_WHAT IS REQUIRED:_ Extract the records below word for word and ignore the images.

Collection entries:
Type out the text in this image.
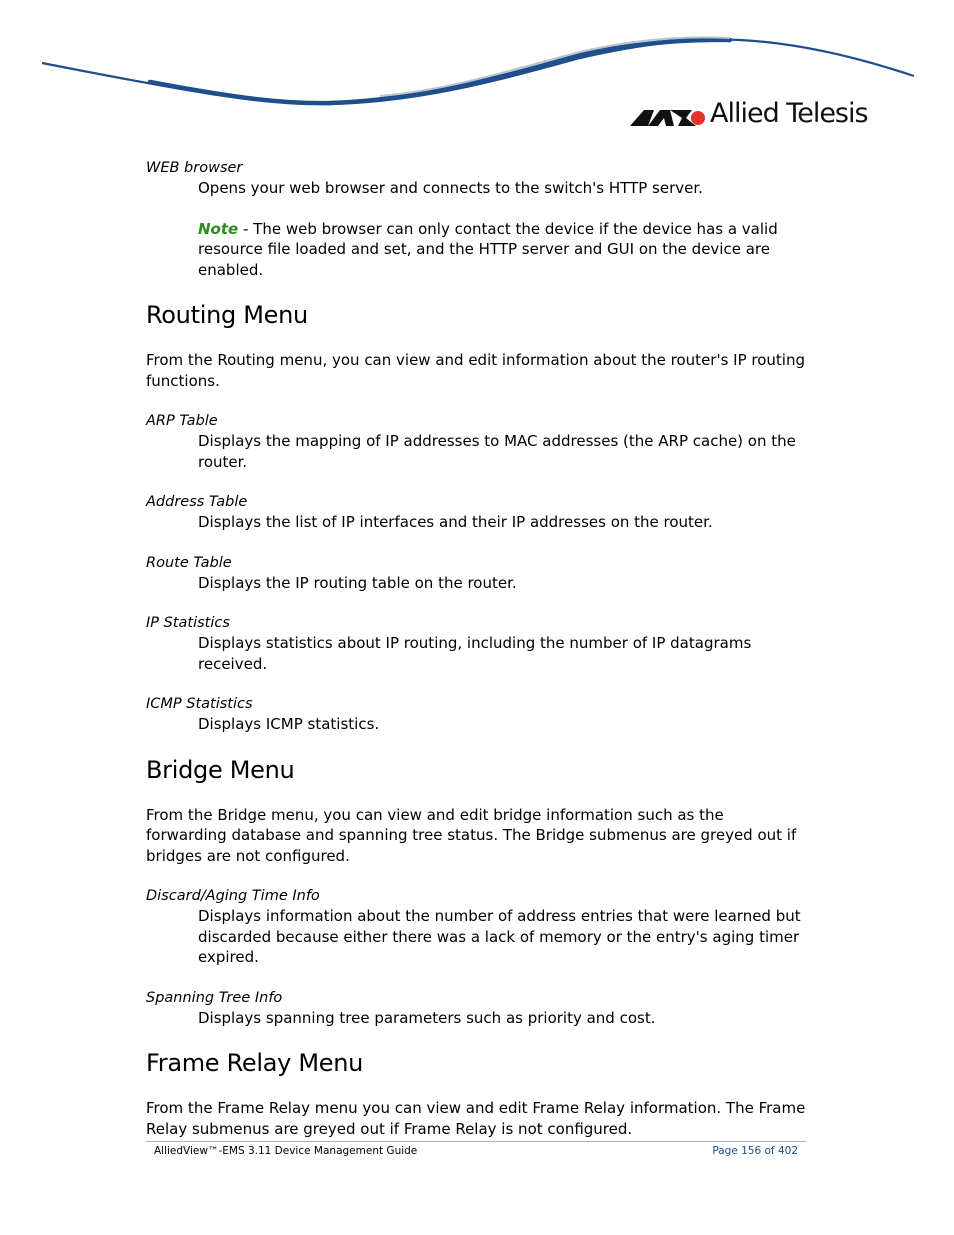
Allied Telesis

WEB browser

Opens your web browser and connects to the switch's HTTP server.

Note - The web browser can only contact the device if the device has a valid resource file loaded and set, and the HTTP server and GUI on the device are enabled.

Routing Menu

From the Routing menu, you can view and edit information about the router's IP routing functions.

ARP Table

Displays the mapping of IP addresses to MAC addresses (the ARP cache) on the router.

Address Table

Displays the list of IP interfaces and their IP addresses on the router.

Route Table

Displays the IP routing table on the router.

IP Statistics

Displays statistics about IP routing, including the number of IP datagrams received.

ICMP Statistics

Displays ICMP statistics.

Bridge Menu

From the Bridge menu, you can view and edit bridge information such as the forwarding database and spanning tree status. The Bridge submenus are greyed out if bridges are not configured.

Discard/Aging Time Info

Displays information about the number of address entries that were learned but discarded because either there was a lack of memory or the entry's aging timer expired.

Spanning Tree Info

Displays spanning tree parameters such as priority and cost.

Frame Relay Menu

From the Frame Relay menu you can view and edit Frame Relay information. The Frame Relay submenus are greyed out if Frame Relay is not configured.

AlliedView™-EMS 3.11 Device Management Guide	Page 156 of 402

_RESULT FOR THIS TASK:_
Type out the text in this image.
Allied Telesis

WEB browser

Opens your web browser and connects to the switch's HTTP server.

Note - The web browser can only contact the device if the device has a valid resource file loaded and set, and the HTTP server and GUI on the device are enabled.

Routing Menu

From the Routing menu, you can view and edit information about the router's IP routing functions.

ARP Table

Displays the mapping of IP addresses to MAC addresses (the ARP cache) on the router.

Address Table

Displays the list of IP interfaces and their IP addresses on the router.

Route Table

Displays the IP routing table on the router.

IP Statistics

Displays statistics about IP routing, including the number of IP datagrams received.

ICMP Statistics

Displays ICMP statistics.

Bridge Menu

From the Bridge menu, you can view and edit bridge information such as the forwarding database and spanning tree status. The Bridge submenus are greyed out if bridges are not configured.

Discard/Aging Time Info

Displays information about the number of address entries that were learned but discarded because either there was a lack of memory or the entry's aging timer expired.

Spanning Tree Info

Displays spanning tree parameters such as priority and cost.

Frame Relay Menu

From the Frame Relay menu you can view and edit Frame Relay information. The Frame Relay submenus are greyed out if Frame Relay is not configured.

AlliedView™-EMS 3.11 Device Management Guide	Page 156 of 402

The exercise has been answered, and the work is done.